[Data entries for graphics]
#####
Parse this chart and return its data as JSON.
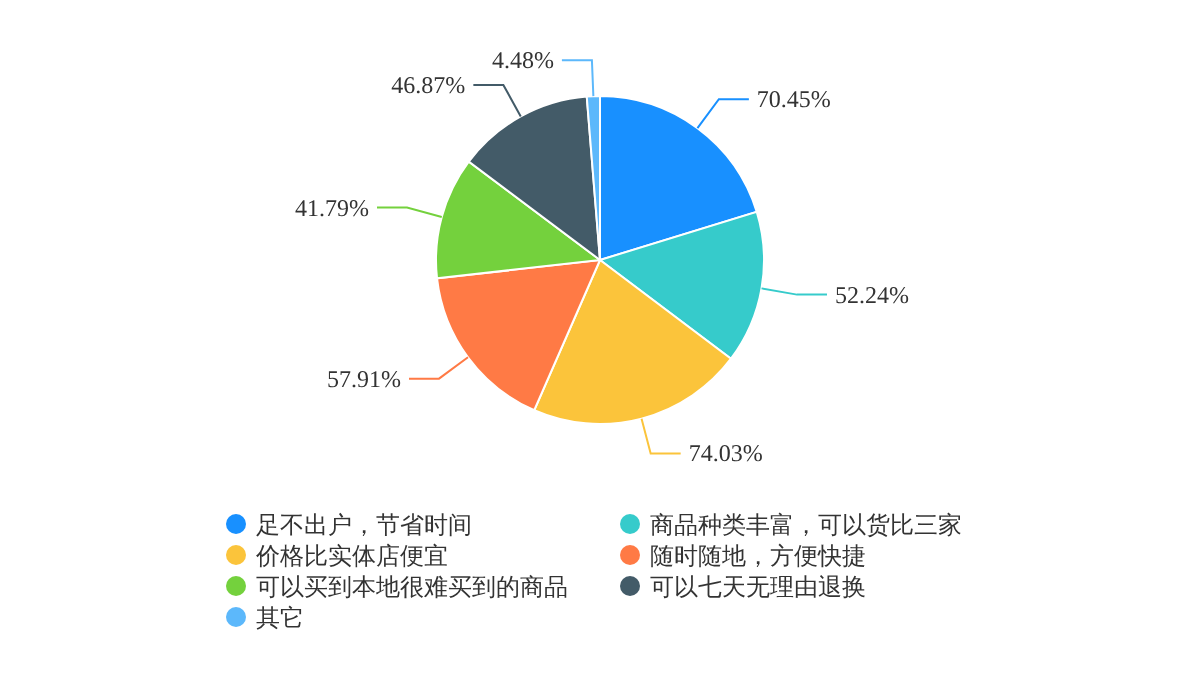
{
  "chart_data": {
    "type": "pie",
    "categories": [
      "足不出户，节省时间",
      "商品种类丰富，可以货比三家",
      "价格比实体店便宜",
      "随时随地，方便快捷",
      "可以买到本地很难买到的商品",
      "可以七天无理由退换",
      "其它"
    ],
    "values": [
      70.45,
      52.24,
      74.03,
      57.91,
      41.79,
      46.87,
      4.48
    ],
    "value_labels": [
      "70.45%",
      "52.24%",
      "74.03%",
      "57.91%",
      "41.79%",
      "46.87%",
      "4.48%"
    ],
    "colors": [
      "#1890ff",
      "#36cbcb",
      "#fbc43b",
      "#ff7a45",
      "#74d13d",
      "#435b68",
      "#5cb8fb"
    ],
    "legend": "bottom"
  }
}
#####
JOB:
Will you restate every entry word for word and omit the images?

WORKED SOLUTION:
Parse this chart and return its data as JSON.
{
  "chart_data": {
    "type": "pie",
    "categories": [
      "足不出户，节省时间",
      "商品种类丰富，可以货比三家",
      "价格比实体店便宜",
      "随时随地，方便快捷",
      "可以买到本地很难买到的商品",
      "可以七天无理由退换",
      "其它"
    ],
    "values": [
      70.45,
      52.24,
      74.03,
      57.91,
      41.79,
      46.87,
      4.48
    ],
    "value_labels": [
      "70.45%",
      "52.24%",
      "74.03%",
      "57.91%",
      "41.79%",
      "46.87%",
      "4.48%"
    ],
    "colors": [
      "#1890ff",
      "#36cbcb",
      "#fbc43b",
      "#ff7a45",
      "#74d13d",
      "#435b68",
      "#5cb8fb"
    ],
    "legend": "bottom"
  }
}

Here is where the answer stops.